=== What to work on ===
Transcribe all of the material exactly.

=== Records contained in a dataset ===
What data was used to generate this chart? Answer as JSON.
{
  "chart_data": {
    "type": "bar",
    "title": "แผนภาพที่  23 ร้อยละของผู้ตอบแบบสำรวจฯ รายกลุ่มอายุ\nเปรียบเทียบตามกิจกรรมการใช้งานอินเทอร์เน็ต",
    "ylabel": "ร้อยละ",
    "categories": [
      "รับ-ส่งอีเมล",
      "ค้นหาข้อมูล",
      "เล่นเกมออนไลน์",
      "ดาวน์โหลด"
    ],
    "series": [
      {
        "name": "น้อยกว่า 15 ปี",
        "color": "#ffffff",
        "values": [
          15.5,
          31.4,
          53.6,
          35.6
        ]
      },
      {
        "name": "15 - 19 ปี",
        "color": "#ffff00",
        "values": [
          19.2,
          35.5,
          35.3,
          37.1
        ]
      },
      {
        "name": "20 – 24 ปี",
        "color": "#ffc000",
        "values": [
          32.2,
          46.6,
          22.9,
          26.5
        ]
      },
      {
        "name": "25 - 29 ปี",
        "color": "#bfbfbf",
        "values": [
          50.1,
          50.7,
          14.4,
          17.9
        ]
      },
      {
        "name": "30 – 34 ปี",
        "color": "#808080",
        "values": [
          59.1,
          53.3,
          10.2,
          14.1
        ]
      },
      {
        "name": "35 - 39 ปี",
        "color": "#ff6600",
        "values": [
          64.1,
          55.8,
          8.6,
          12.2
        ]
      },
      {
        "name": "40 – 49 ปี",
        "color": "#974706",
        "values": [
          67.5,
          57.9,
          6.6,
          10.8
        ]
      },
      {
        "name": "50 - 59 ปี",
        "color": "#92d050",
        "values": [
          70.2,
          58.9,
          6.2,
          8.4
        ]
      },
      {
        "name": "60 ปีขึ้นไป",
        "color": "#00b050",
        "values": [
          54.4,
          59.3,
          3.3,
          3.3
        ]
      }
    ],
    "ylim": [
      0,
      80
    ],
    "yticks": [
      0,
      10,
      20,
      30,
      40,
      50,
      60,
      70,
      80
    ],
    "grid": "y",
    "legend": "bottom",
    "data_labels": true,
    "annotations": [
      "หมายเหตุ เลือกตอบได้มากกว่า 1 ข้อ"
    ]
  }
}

=== Output ===
What data was used to generate this chart? Answer as JSON.
{
  "chart_data": {
    "type": "bar",
    "title": "แผนภาพที่  23 ร้อยละของผู้ตอบแบบสำรวจฯ รายกลุ่มอายุ\nเปรียบเทียบตามกิจกรรมการใช้งานอินเทอร์เน็ต",
    "ylabel": "ร้อยละ",
    "categories": [
      "รับ-ส่งอีเมล",
      "ค้นหาข้อมูล",
      "เล่นเกมออนไลน์",
      "ดาวน์โหลด"
    ],
    "series": [
      {
        "name": "น้อยกว่า 15 ปี",
        "color": "#ffffff",
        "values": [
          15.5,
          31.4,
          53.6,
          35.6
        ]
      },
      {
        "name": "15 - 19 ปี",
        "color": "#ffff00",
        "values": [
          19.2,
          35.5,
          35.3,
          37.1
        ]
      },
      {
        "name": "20 – 24 ปี",
        "color": "#ffc000",
        "values": [
          32.2,
          46.6,
          22.9,
          26.5
        ]
      },
      {
        "name": "25 - 29 ปี",
        "color": "#bfbfbf",
        "values": [
          50.1,
          50.7,
          14.4,
          17.9
        ]
      },
      {
        "name": "30 – 34 ปี",
        "color": "#808080",
        "values": [
          59.1,
          53.3,
          10.2,
          14.1
        ]
      },
      {
        "name": "35 - 39 ปี",
        "color": "#ff6600",
        "values": [
          64.1,
          55.8,
          8.6,
          12.2
        ]
      },
      {
        "name": "40 – 49 ปี",
        "color": "#974706",
        "values": [
          67.5,
          57.9,
          6.6,
          10.8
        ]
      },
      {
        "name": "50 - 59 ปี",
        "color": "#92d050",
        "values": [
          70.2,
          58.9,
          6.2,
          8.4
        ]
      },
      {
        "name": "60 ปีขึ้นไป",
        "color": "#00b050",
        "values": [
          54.4,
          59.3,
          3.3,
          3.3
        ]
      }
    ],
    "ylim": [
      0,
      80
    ],
    "yticks": [
      0,
      10,
      20,
      30,
      40,
      50,
      60,
      70,
      80
    ],
    "grid": "y",
    "legend": "bottom",
    "data_labels": true,
    "annotations": [
      "หมายเหตุ เลือกตอบได้มากกว่า 1 ข้อ"
    ]
  }
}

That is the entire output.